_What needs to be done_
Restate each line below word for word, skipping every picture.

START Material provided

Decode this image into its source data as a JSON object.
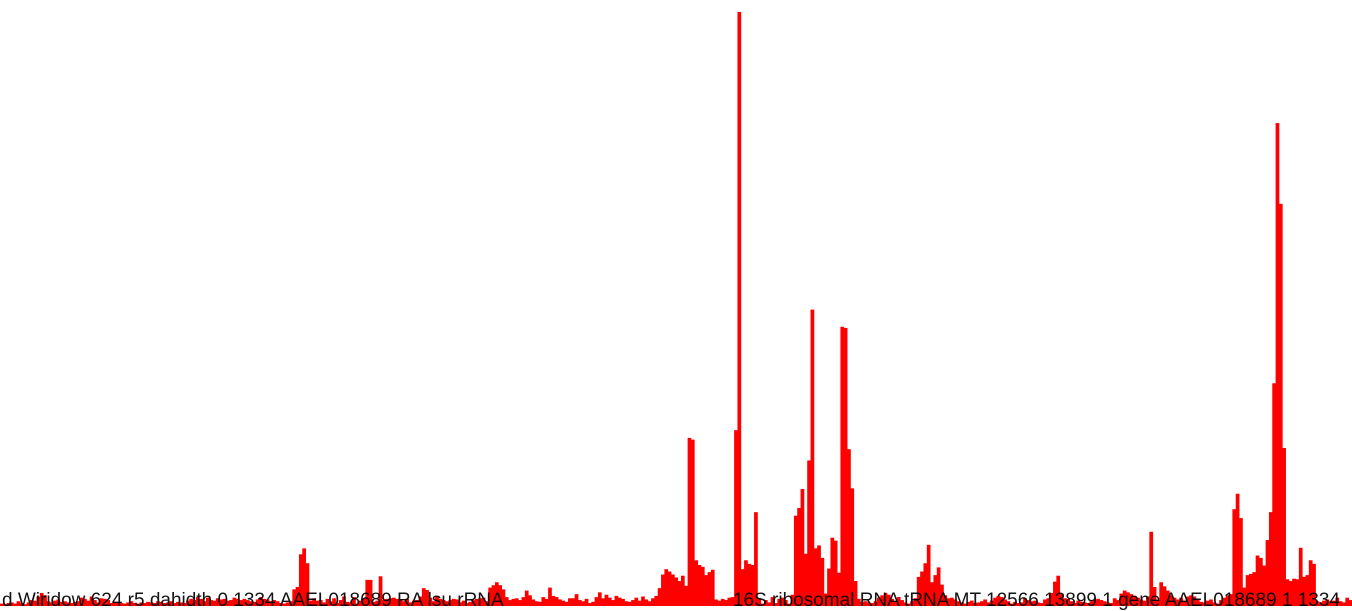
{
  "chart_data": {
    "type": "bar",
    "color": "#ff0000",
    "ylim": [
      0,
      100
    ],
    "labels": {
      "left": "d Wiridow 624 r5 dahidth 0 1334 AAEL018689 RA lsu rRNA",
      "right": "16S ribosomal RNA tRNA MT 12566 13899 1 gene AAEL018689 1 1334"
    },
    "values": [
      0.4,
      0.3,
      0.5,
      0.6,
      0.4,
      0.8,
      0.5,
      0.3,
      0.6,
      1.0,
      0.9,
      1.6,
      2.2,
      1.8,
      0.8,
      0.6,
      0.9,
      1.1,
      0.7,
      0.8,
      0.6,
      0.5,
      0.7,
      0.8,
      1.4,
      1.2,
      0.9,
      1.6,
      1.0,
      0.6,
      1.3,
      1.2,
      1.0,
      0.5,
      0.7,
      0.6,
      0.5,
      0.4,
      0.6,
      0.8,
      0.5,
      0.4,
      0.6,
      0.5,
      0.7,
      0.6,
      0.5,
      0.8,
      0.7,
      0.5,
      0.6,
      0.8,
      0.5,
      0.7,
      0.6,
      0.5,
      0.9,
      1.2,
      1.0,
      1.5,
      1.2,
      0.8,
      1.4,
      1.0,
      0.9,
      1.3,
      1.1,
      1.2,
      0.9,
      1.0,
      1.4,
      1.2,
      1.0,
      1.2,
      1.0,
      0.8,
      0.7,
      1.1,
      1.5,
      1.2,
      1.1,
      0.8,
      1.0,
      0.8,
      0.5,
      0.4,
      0.6,
      0.8,
      2.8,
      3.2,
      8.7,
      9.7,
      7.2,
      0.9,
      1.3,
      0.9,
      1.0,
      0.6,
      1.2,
      0.8,
      1.3,
      0.5,
      1.0,
      1.6,
      0.7,
      0.6,
      1.5,
      0.4,
      0.9,
      1.3,
      4.4,
      4.4,
      0.7,
      0.9,
      5.0,
      1.0,
      1.2,
      1.3,
      1.4,
      1.2,
      1.1,
      0.8,
      1.2,
      0.6,
      0.9,
      1.0,
      1.6,
      3.0,
      2.7,
      1.4,
      0.8,
      1.6,
      1.2,
      1.0,
      0.8,
      1.0,
      1.2,
      1.1,
      0.6,
      0.9,
      0.5,
      0.7,
      1.0,
      1.2,
      1.3,
      1.4,
      0.8,
      3.1,
      3.5,
      4.0,
      3.5,
      2.8,
      1.5,
      1.0,
      1.2,
      1.3,
      1.0,
      1.5,
      2.6,
      1.8,
      1.1,
      0.8,
      0.7,
      1.5,
      1.2,
      3.1,
      1.7,
      1.5,
      1.1,
      0.9,
      0.7,
      1.3,
      1.3,
      2.0,
      1.0,
      0.8,
      1.2,
      0.5,
      0.7,
      1.5,
      2.3,
      1.3,
      1.9,
      1.4,
      1.0,
      1.7,
      1.4,
      1.2,
      0.8,
      0.7,
      1.0,
      1.4,
      0.9,
      1.6,
      1.1,
      0.8,
      1.3,
      1.7,
      3.0,
      5.3,
      6.2,
      5.8,
      5.3,
      4.8,
      4.2,
      5.1,
      3.4,
      28.3,
      28.0,
      7.7,
      6.9,
      6.6,
      5.2,
      5.7,
      6.1,
      1.1,
      0.9,
      1.2,
      1.0,
      1.4,
      1.5,
      29.6,
      100.0,
      6.2,
      7.7,
      7.1,
      6.9,
      15.8,
      1.3,
      0.4,
      1.0,
      0.6,
      1.5,
      0.5,
      1.2,
      1.4,
      1.0,
      0.4,
      1.9,
      15.2,
      16.5,
      19.7,
      8.8,
      24.5,
      49.9,
      9.7,
      10.2,
      8.1,
      2.1,
      6.3,
      11.5,
      11.0,
      5.6,
      47.0,
      46.8,
      26.4,
      19.8,
      4.2,
      1.2,
      0.7,
      0.8,
      0.6,
      0.5,
      0.8,
      1.4,
      1.8,
      2.2,
      1.9,
      1.2,
      0.8,
      1.5,
      1.0,
      0.6,
      0.4,
      0.8,
      1.3,
      4.9,
      5.8,
      7.2,
      10.3,
      4.0,
      5.2,
      6.5,
      3.6,
      1.8,
      1.3,
      1.4,
      1.1,
      0.8,
      0.6,
      0.4,
      0.7,
      0.9,
      0.5,
      0.6,
      0.8,
      1.1,
      0.6,
      0.9,
      1.4,
      1.7,
      1.5,
      1.1,
      0.8,
      0.4,
      0.7,
      0.5,
      0.6,
      1.3,
      1.0,
      0.8,
      0.9,
      0.6,
      0.5,
      1.1,
      1.3,
      2.2,
      4.1,
      5.1,
      2.0,
      1.3,
      1.2,
      0.8,
      0.5,
      0.9,
      0.7,
      0.6,
      0.5,
      0.8,
      1.0,
      1.2,
      1.0,
      0.8,
      0.6,
      0.5,
      1.3,
      1.0,
      2.1,
      2.6,
      2.3,
      2.0,
      1.7,
      1.4,
      1.1,
      0.9,
      1.6,
      12.5,
      3.2,
      1.0,
      4.0,
      3.3,
      2.6,
      1.8,
      1.4,
      1.1,
      1.4,
      0.9,
      1.6,
      1.8,
      1.6,
      1.1,
      0.7,
      0.6,
      0.9,
      1.1,
      0.6,
      0.4,
      1.0,
      1.4,
      1.8,
      2.0,
      16.3,
      18.9,
      14.8,
      3.1,
      5.2,
      5.4,
      5.7,
      8.5,
      8.1,
      6.8,
      11.1,
      15.8,
      37.5,
      81.3,
      67.7,
      26.6,
      4.5,
      4.2,
      4.6,
      4.5,
      9.8,
      4.9,
      5.2,
      7.7,
      7.1,
      0.8,
      0.6,
      0.9,
      1.1,
      0.8,
      0.9,
      1.4,
      0.8,
      0.6,
      1.4,
      1.0
    ]
  }
}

END Material provided

_Output for this task_
Decode this image into its source data as a JSON object.
{
  "chart_data": {
    "type": "bar",
    "color": "#ff0000",
    "ylim": [
      0,
      100
    ],
    "labels": {
      "left": "d Wiridow 624 r5 dahidth 0 1334 AAEL018689 RA lsu rRNA",
      "right": "16S ribosomal RNA tRNA MT 12566 13899 1 gene AAEL018689 1 1334"
    },
    "values": [
      0.4,
      0.3,
      0.5,
      0.6,
      0.4,
      0.8,
      0.5,
      0.3,
      0.6,
      1.0,
      0.9,
      1.6,
      2.2,
      1.8,
      0.8,
      0.6,
      0.9,
      1.1,
      0.7,
      0.8,
      0.6,
      0.5,
      0.7,
      0.8,
      1.4,
      1.2,
      0.9,
      1.6,
      1.0,
      0.6,
      1.3,
      1.2,
      1.0,
      0.5,
      0.7,
      0.6,
      0.5,
      0.4,
      0.6,
      0.8,
      0.5,
      0.4,
      0.6,
      0.5,
      0.7,
      0.6,
      0.5,
      0.8,
      0.7,
      0.5,
      0.6,
      0.8,
      0.5,
      0.7,
      0.6,
      0.5,
      0.9,
      1.2,
      1.0,
      1.5,
      1.2,
      0.8,
      1.4,
      1.0,
      0.9,
      1.3,
      1.1,
      1.2,
      0.9,
      1.0,
      1.4,
      1.2,
      1.0,
      1.2,
      1.0,
      0.8,
      0.7,
      1.1,
      1.5,
      1.2,
      1.1,
      0.8,
      1.0,
      0.8,
      0.5,
      0.4,
      0.6,
      0.8,
      2.8,
      3.2,
      8.7,
      9.7,
      7.2,
      0.9,
      1.3,
      0.9,
      1.0,
      0.6,
      1.2,
      0.8,
      1.3,
      0.5,
      1.0,
      1.6,
      0.7,
      0.6,
      1.5,
      0.4,
      0.9,
      1.3,
      4.4,
      4.4,
      0.7,
      0.9,
      5.0,
      1.0,
      1.2,
      1.3,
      1.4,
      1.2,
      1.1,
      0.8,
      1.2,
      0.6,
      0.9,
      1.0,
      1.6,
      3.0,
      2.7,
      1.4,
      0.8,
      1.6,
      1.2,
      1.0,
      0.8,
      1.0,
      1.2,
      1.1,
      0.6,
      0.9,
      0.5,
      0.7,
      1.0,
      1.2,
      1.3,
      1.4,
      0.8,
      3.1,
      3.5,
      4.0,
      3.5,
      2.8,
      1.5,
      1.0,
      1.2,
      1.3,
      1.0,
      1.5,
      2.6,
      1.8,
      1.1,
      0.8,
      0.7,
      1.5,
      1.2,
      3.1,
      1.7,
      1.5,
      1.1,
      0.9,
      0.7,
      1.3,
      1.3,
      2.0,
      1.0,
      0.8,
      1.2,
      0.5,
      0.7,
      1.5,
      2.3,
      1.3,
      1.9,
      1.4,
      1.0,
      1.7,
      1.4,
      1.2,
      0.8,
      0.7,
      1.0,
      1.4,
      0.9,
      1.6,
      1.1,
      0.8,
      1.3,
      1.7,
      3.0,
      5.3,
      6.2,
      5.8,
      5.3,
      4.8,
      4.2,
      5.1,
      3.4,
      28.3,
      28.0,
      7.7,
      6.9,
      6.6,
      5.2,
      5.7,
      6.1,
      1.1,
      0.9,
      1.2,
      1.0,
      1.4,
      1.5,
      29.6,
      100.0,
      6.2,
      7.7,
      7.1,
      6.9,
      15.8,
      1.3,
      0.4,
      1.0,
      0.6,
      1.5,
      0.5,
      1.2,
      1.4,
      1.0,
      0.4,
      1.9,
      15.2,
      16.5,
      19.7,
      8.8,
      24.5,
      49.9,
      9.7,
      10.2,
      8.1,
      2.1,
      6.3,
      11.5,
      11.0,
      5.6,
      47.0,
      46.8,
      26.4,
      19.8,
      4.2,
      1.2,
      0.7,
      0.8,
      0.6,
      0.5,
      0.8,
      1.4,
      1.8,
      2.2,
      1.9,
      1.2,
      0.8,
      1.5,
      1.0,
      0.6,
      0.4,
      0.8,
      1.3,
      4.9,
      5.8,
      7.2,
      10.3,
      4.0,
      5.2,
      6.5,
      3.6,
      1.8,
      1.3,
      1.4,
      1.1,
      0.8,
      0.6,
      0.4,
      0.7,
      0.9,
      0.5,
      0.6,
      0.8,
      1.1,
      0.6,
      0.9,
      1.4,
      1.7,
      1.5,
      1.1,
      0.8,
      0.4,
      0.7,
      0.5,
      0.6,
      1.3,
      1.0,
      0.8,
      0.9,
      0.6,
      0.5,
      1.1,
      1.3,
      2.2,
      4.1,
      5.1,
      2.0,
      1.3,
      1.2,
      0.8,
      0.5,
      0.9,
      0.7,
      0.6,
      0.5,
      0.8,
      1.0,
      1.2,
      1.0,
      0.8,
      0.6,
      0.5,
      1.3,
      1.0,
      2.1,
      2.6,
      2.3,
      2.0,
      1.7,
      1.4,
      1.1,
      0.9,
      1.6,
      12.5,
      3.2,
      1.0,
      4.0,
      3.3,
      2.6,
      1.8,
      1.4,
      1.1,
      1.4,
      0.9,
      1.6,
      1.8,
      1.6,
      1.1,
      0.7,
      0.6,
      0.9,
      1.1,
      0.6,
      0.4,
      1.0,
      1.4,
      1.8,
      2.0,
      16.3,
      18.9,
      14.8,
      3.1,
      5.2,
      5.4,
      5.7,
      8.5,
      8.1,
      6.8,
      11.1,
      15.8,
      37.5,
      81.3,
      67.7,
      26.6,
      4.5,
      4.2,
      4.6,
      4.5,
      9.8,
      4.9,
      5.2,
      7.7,
      7.1,
      0.8,
      0.6,
      0.9,
      1.1,
      0.8,
      0.9,
      1.4,
      0.8,
      0.6,
      1.4,
      1.0
    ]
  }
}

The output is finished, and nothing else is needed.